**Raw records**
--- Start ---

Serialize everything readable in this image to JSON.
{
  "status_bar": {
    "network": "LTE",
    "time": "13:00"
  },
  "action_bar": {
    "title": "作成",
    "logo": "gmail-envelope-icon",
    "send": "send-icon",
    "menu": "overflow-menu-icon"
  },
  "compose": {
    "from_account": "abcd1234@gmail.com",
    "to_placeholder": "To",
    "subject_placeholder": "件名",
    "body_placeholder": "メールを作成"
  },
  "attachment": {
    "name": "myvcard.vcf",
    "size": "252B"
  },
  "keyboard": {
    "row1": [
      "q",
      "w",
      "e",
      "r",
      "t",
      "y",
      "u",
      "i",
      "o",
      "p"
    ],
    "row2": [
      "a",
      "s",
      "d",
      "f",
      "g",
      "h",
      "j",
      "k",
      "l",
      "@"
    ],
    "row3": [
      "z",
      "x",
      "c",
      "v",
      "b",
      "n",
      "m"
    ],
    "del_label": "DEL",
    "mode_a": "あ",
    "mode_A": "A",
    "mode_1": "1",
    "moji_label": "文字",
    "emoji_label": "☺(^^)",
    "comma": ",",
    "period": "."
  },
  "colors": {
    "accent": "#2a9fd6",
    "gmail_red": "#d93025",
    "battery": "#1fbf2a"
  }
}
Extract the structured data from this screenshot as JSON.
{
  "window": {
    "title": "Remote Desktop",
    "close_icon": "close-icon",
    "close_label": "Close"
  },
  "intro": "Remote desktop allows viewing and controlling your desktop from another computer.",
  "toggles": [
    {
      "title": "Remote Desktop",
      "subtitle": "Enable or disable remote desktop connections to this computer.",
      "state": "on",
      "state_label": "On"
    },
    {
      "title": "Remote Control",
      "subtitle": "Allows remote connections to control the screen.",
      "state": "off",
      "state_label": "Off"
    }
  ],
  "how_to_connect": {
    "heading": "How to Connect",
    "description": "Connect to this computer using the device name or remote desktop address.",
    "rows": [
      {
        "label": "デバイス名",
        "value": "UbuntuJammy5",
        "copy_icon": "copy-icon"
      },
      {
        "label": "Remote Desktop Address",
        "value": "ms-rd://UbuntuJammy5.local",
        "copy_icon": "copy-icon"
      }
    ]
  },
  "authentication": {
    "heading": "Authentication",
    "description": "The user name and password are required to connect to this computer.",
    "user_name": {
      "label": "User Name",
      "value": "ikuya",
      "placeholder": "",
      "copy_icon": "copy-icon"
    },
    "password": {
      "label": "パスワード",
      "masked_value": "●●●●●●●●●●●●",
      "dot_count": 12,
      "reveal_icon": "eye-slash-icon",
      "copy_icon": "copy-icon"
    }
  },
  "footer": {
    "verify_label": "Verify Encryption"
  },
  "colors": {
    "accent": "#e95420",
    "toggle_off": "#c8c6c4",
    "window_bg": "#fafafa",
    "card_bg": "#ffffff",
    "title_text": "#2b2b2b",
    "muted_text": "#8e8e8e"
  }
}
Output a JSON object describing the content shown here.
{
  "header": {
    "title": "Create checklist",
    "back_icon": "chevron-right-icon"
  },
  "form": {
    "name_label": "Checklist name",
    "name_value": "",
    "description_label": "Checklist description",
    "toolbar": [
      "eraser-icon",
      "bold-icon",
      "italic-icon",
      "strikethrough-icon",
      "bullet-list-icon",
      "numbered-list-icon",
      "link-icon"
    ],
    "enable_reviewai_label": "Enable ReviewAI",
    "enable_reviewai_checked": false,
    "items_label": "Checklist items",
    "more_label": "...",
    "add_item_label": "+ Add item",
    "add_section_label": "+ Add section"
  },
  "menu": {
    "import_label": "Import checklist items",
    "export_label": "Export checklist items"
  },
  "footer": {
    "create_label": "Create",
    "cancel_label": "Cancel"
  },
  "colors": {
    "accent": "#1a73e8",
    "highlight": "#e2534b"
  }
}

--- End ---

**Job**
Retype the whole listing, matching it exactly.

**Expected output**
Serialize everything readable in this image to JSON.
{
  "status_bar": {
    "network": "LTE",
    "time": "13:00"
  },
  "action_bar": {
    "title": "作成",
    "logo": "gmail-envelope-icon",
    "send": "send-icon",
    "menu": "overflow-menu-icon"
  },
  "compose": {
    "from_account": "abcd1234@gmail.com",
    "to_placeholder": "To",
    "subject_placeholder": "件名",
    "body_placeholder": "メールを作成"
  },
  "attachment": {
    "name": "myvcard.vcf",
    "size": "252B"
  },
  "keyboard": {
    "row1": [
      "q",
      "w",
      "e",
      "r",
      "t",
      "y",
      "u",
      "i",
      "o",
      "p"
    ],
    "row2": [
      "a",
      "s",
      "d",
      "f",
      "g",
      "h",
      "j",
      "k",
      "l",
      "@"
    ],
    "row3": [
      "z",
      "x",
      "c",
      "v",
      "b",
      "n",
      "m"
    ],
    "del_label": "DEL",
    "mode_a": "あ",
    "mode_A": "A",
    "mode_1": "1",
    "moji_label": "文字",
    "emoji_label": "☺(^^)",
    "comma": ",",
    "period": "."
  },
  "colors": {
    "accent": "#2a9fd6",
    "gmail_red": "#d93025",
    "battery": "#1fbf2a"
  }
}
Extract the structured data from this screenshot as JSON.
{
  "window": {
    "title": "Remote Desktop",
    "close_icon": "close-icon",
    "close_label": "Close"
  },
  "intro": "Remote desktop allows viewing and controlling your desktop from another computer.",
  "toggles": [
    {
      "title": "Remote Desktop",
      "subtitle": "Enable or disable remote desktop connections to this computer.",
      "state": "on",
      "state_label": "On"
    },
    {
      "title": "Remote Control",
      "subtitle": "Allows remote connections to control the screen.",
      "state": "off",
      "state_label": "Off"
    }
  ],
  "how_to_connect": {
    "heading": "How to Connect",
    "description": "Connect to this computer using the device name or remote desktop address.",
    "rows": [
      {
        "label": "デバイス名",
        "value": "UbuntuJammy5",
        "copy_icon": "copy-icon"
      },
      {
        "label": "Remote Desktop Address",
        "value": "ms-rd://UbuntuJammy5.local",
        "copy_icon": "copy-icon"
      }
    ]
  },
  "authentication": {
    "heading": "Authentication",
    "description": "The user name and password are required to connect to this computer.",
    "user_name": {
      "label": "User Name",
      "value": "ikuya",
      "placeholder": "",
      "copy_icon": "copy-icon"
    },
    "password": {
      "label": "パスワード",
      "masked_value": "●●●●●●●●●●●●",
      "dot_count": 12,
      "reveal_icon": "eye-slash-icon",
      "copy_icon": "copy-icon"
    }
  },
  "footer": {
    "verify_label": "Verify Encryption"
  },
  "colors": {
    "accent": "#e95420",
    "toggle_off": "#c8c6c4",
    "window_bg": "#fafafa",
    "card_bg": "#ffffff",
    "title_text": "#2b2b2b",
    "muted_text": "#8e8e8e"
  }
}
Output a JSON object describing the content shown here.
{
  "header": {
    "title": "Create checklist",
    "back_icon": "chevron-right-icon"
  },
  "form": {
    "name_label": "Checklist name",
    "name_value": "",
    "description_label": "Checklist description",
    "toolbar": [
      "eraser-icon",
      "bold-icon",
      "italic-icon",
      "strikethrough-icon",
      "bullet-list-icon",
      "numbered-list-icon",
      "link-icon"
    ],
    "enable_reviewai_label": "Enable ReviewAI",
    "enable_reviewai_checked": false,
    "items_label": "Checklist items",
    "more_label": "...",
    "add_item_label": "+ Add item",
    "add_section_label": "+ Add section"
  },
  "menu": {
    "import_label": "Import checklist items",
    "export_label": "Export checklist items"
  },
  "footer": {
    "create_label": "Create",
    "cancel_label": "Cancel"
  },
  "colors": {
    "accent": "#1a73e8",
    "highlight": "#e2534b"
  }
}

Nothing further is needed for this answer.